▸ WHAT TO DO
Quote the whole listing exactly. Leave the pictures out of your copy.

▸ GIVEN RECORDS

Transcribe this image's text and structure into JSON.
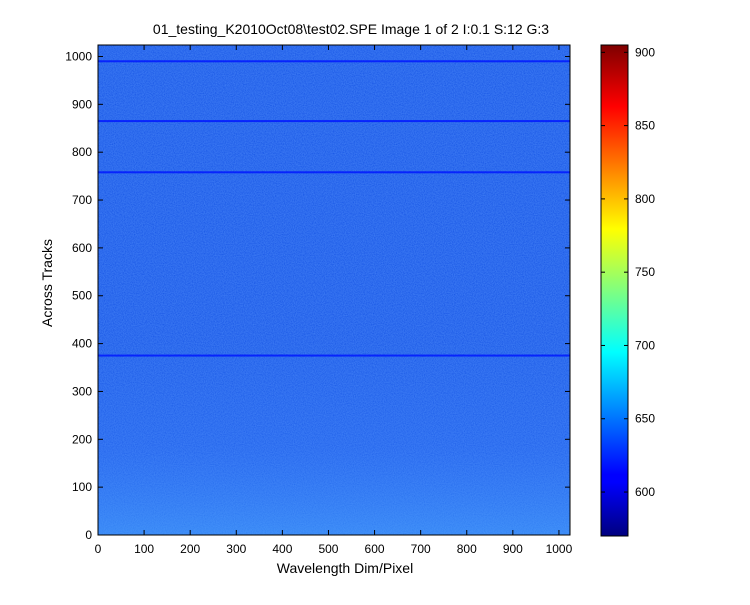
{
  "chart_data": [
    {
      "type": "heatmap",
      "title": "01_testing_K2010Oct08\\test02.SPE  Image 1 of 2  I:0.1  S:12  G:3",
      "xlabel": "Wavelength Dim/Pixel",
      "ylabel": "Across Tracks",
      "xlim": [
        0,
        1024
      ],
      "ylim": [
        0,
        1024
      ],
      "x_ticks": [
        0,
        100,
        200,
        300,
        400,
        500,
        600,
        700,
        800,
        900,
        1000
      ],
      "y_ticks": [
        0,
        100,
        200,
        300,
        400,
        500,
        600,
        700,
        800,
        900,
        1000
      ],
      "grid": false,
      "colormap": "jet",
      "background_level": 640,
      "darker_row_bands": [
        375,
        758,
        865,
        990
      ],
      "colorbar": {
        "range": [
          570,
          905
        ],
        "ticks": [
          600,
          650,
          700,
          750,
          800,
          850,
          900
        ]
      }
    }
  ]
}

▸ OUTPUT
Transcribe this image's text and structure into JSON.
{
  "chart_data": [
    {
      "type": "heatmap",
      "title": "01_testing_K2010Oct08\\test02.SPE  Image 1 of 2  I:0.1  S:12  G:3",
      "xlabel": "Wavelength Dim/Pixel",
      "ylabel": "Across Tracks",
      "xlim": [
        0,
        1024
      ],
      "ylim": [
        0,
        1024
      ],
      "x_ticks": [
        0,
        100,
        200,
        300,
        400,
        500,
        600,
        700,
        800,
        900,
        1000
      ],
      "y_ticks": [
        0,
        100,
        200,
        300,
        400,
        500,
        600,
        700,
        800,
        900,
        1000
      ],
      "grid": false,
      "colormap": "jet",
      "background_level": 640,
      "darker_row_bands": [
        375,
        758,
        865,
        990
      ],
      "colorbar": {
        "range": [
          570,
          905
        ],
        "ticks": [
          600,
          650,
          700,
          750,
          800,
          850,
          900
        ]
      }
    }
  ]
}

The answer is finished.